- **Task brief**: Give every entry again, unchanged, and leave its images out.

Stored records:
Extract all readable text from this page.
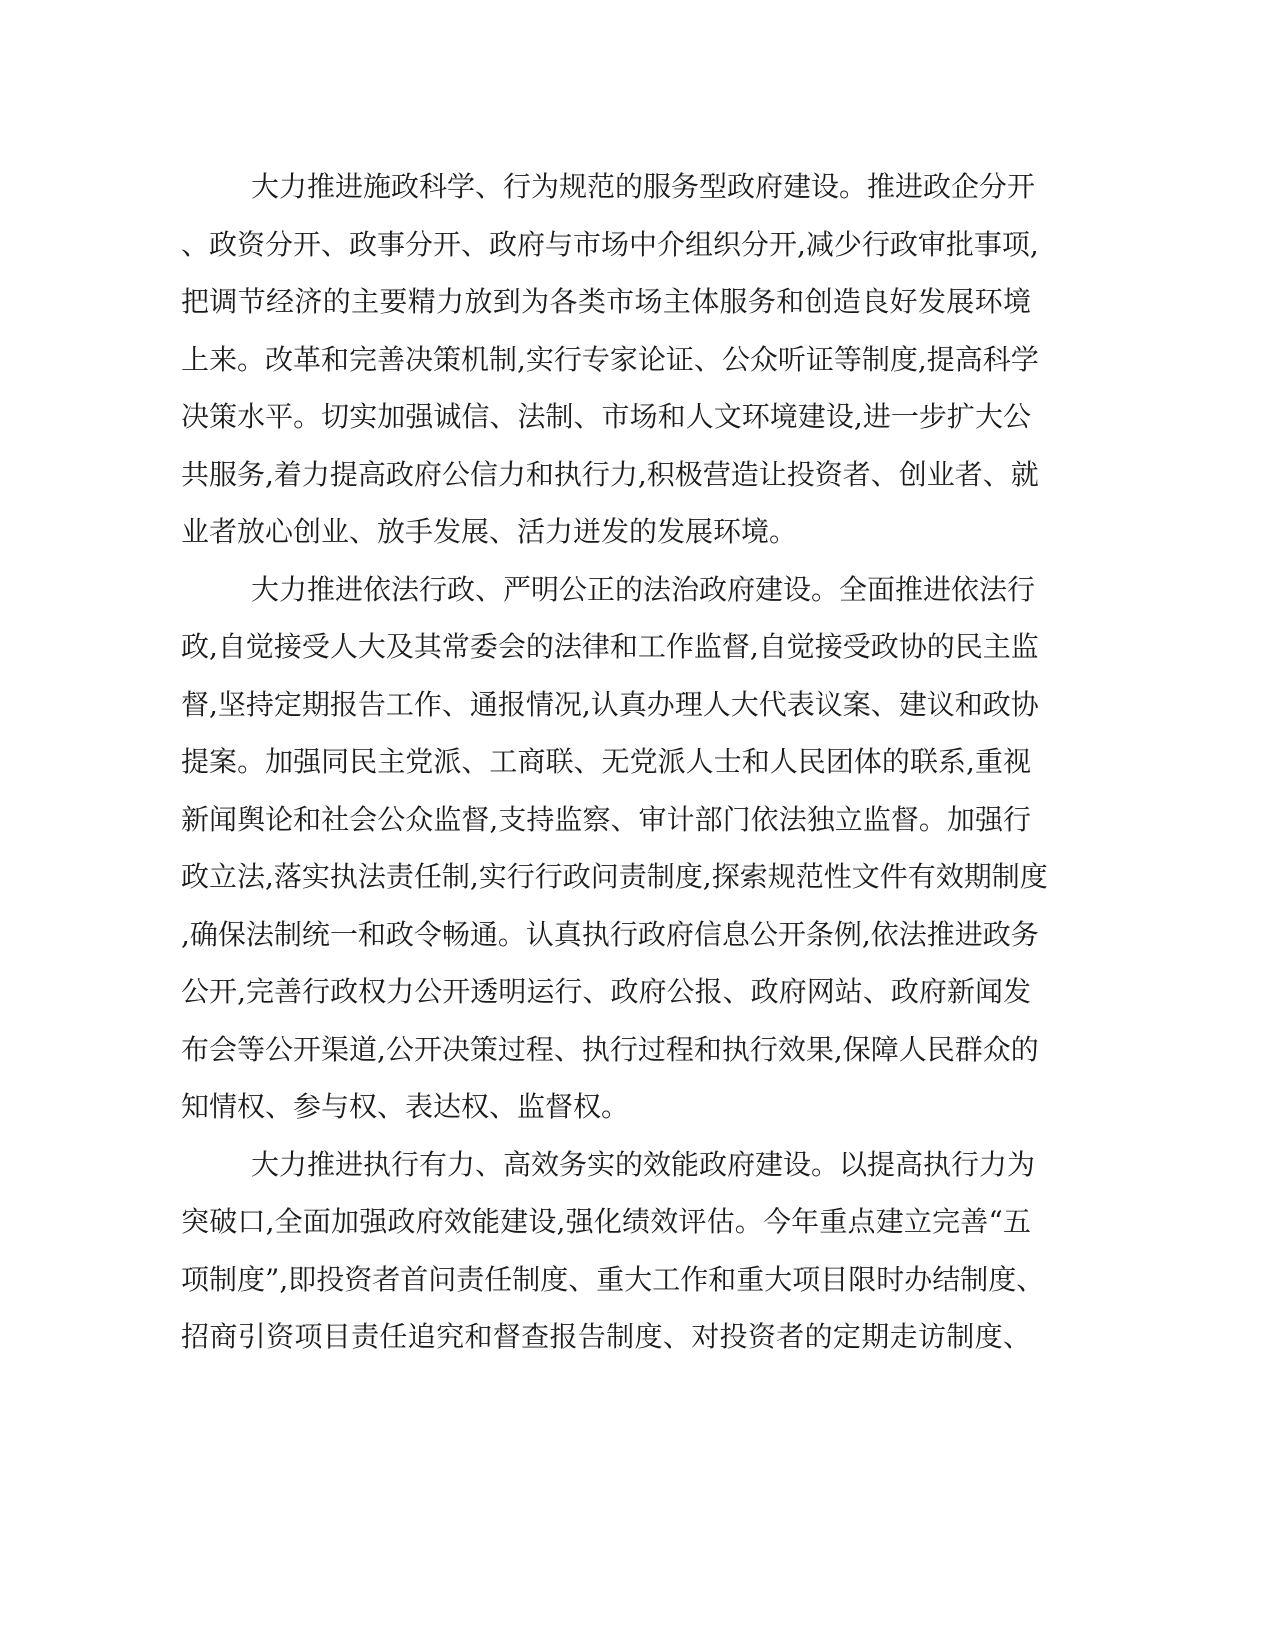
大力推进施政科学、行为规范的服务型政府建设。推进政企分开
、政资分开、政事分开、政府与市场中介组织分开,减少行政审批事项,
把调节经济的主要精力放到为各类市场主体服务和创造良好发展环境
上来。改革和完善决策机制,实行专家论证、公众听证等制度,提高科学
决策水平。切实加强诚信、法制、市场和人文环境建设,进一步扩大公
共服务,着力提高政府公信力和执行力,积极营造让投资者、创业者、就
业者放心创业、放手发展、活力迸发的发展环境。
大力推进依法行政、严明公正的法治政府建设。全面推进依法行
政,自觉接受人大及其常委会的法律和工作监督,自觉接受政协的民主监
督,坚持定期报告工作、通报情况,认真办理人大代表议案、建议和政协
提案。加强同民主党派、工商联、无党派人士和人民团体的联系,重视
新闻舆论和社会公众监督,支持监察、审计部门依法独立监督。加强行
政立法,落实执法责任制,实行行政问责制度,探索规范性文件有效期制度
,确保法制统一和政令畅通。认真执行政府信息公开条例,依法推进政务
公开,完善行政权力公开透明运行、政府公报、政府网站、政府新闻发
布会等公开渠道,公开决策过程、执行过程和执行效果,保障人民群众的
知情权、参与权、表达权、监督权。
大力推进执行有力、高效务实的效能政府建设。以提高执行力为
突破口,全面加强政府效能建设,强化绩效评估。今年重点建立完善“五
项制度”,即投资者首问责任制度、重大工作和重大项目限时办结制度、
招商引资项目责任追究和督查报告制度、对投资者的定期走访制度、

- **Solution**:
Extract all readable text from this page.
大力推进施政科学、行为规范的服务型政府建设。推进政企分开
、政资分开、政事分开、政府与市场中介组织分开,减少行政审批事项,
把调节经济的主要精力放到为各类市场主体服务和创造良好发展环境
上来。改革和完善决策机制,实行专家论证、公众听证等制度,提高科学
决策水平。切实加强诚信、法制、市场和人文环境建设,进一步扩大公
共服务,着力提高政府公信力和执行力,积极营造让投资者、创业者、就
业者放心创业、放手发展、活力迸发的发展环境。
大力推进依法行政、严明公正的法治政府建设。全面推进依法行
政,自觉接受人大及其常委会的法律和工作监督,自觉接受政协的民主监
督,坚持定期报告工作、通报情况,认真办理人大代表议案、建议和政协
提案。加强同民主党派、工商联、无党派人士和人民团体的联系,重视
新闻舆论和社会公众监督,支持监察、审计部门依法独立监督。加强行
政立法,落实执法责任制,实行行政问责制度,探索规范性文件有效期制度
,确保法制统一和政令畅通。认真执行政府信息公开条例,依法推进政务
公开,完善行政权力公开透明运行、政府公报、政府网站、政府新闻发
布会等公开渠道,公开决策过程、执行过程和执行效果,保障人民群众的
知情权、参与权、表达权、监督权。
大力推进执行有力、高效务实的效能政府建设。以提高执行力为
突破口,全面加强政府效能建设,强化绩效评估。今年重点建立完善“五
项制度”,即投资者首问责任制度、重大工作和重大项目限时办结制度、
招商引资项目责任追究和督查报告制度、对投资者的定期走访制度、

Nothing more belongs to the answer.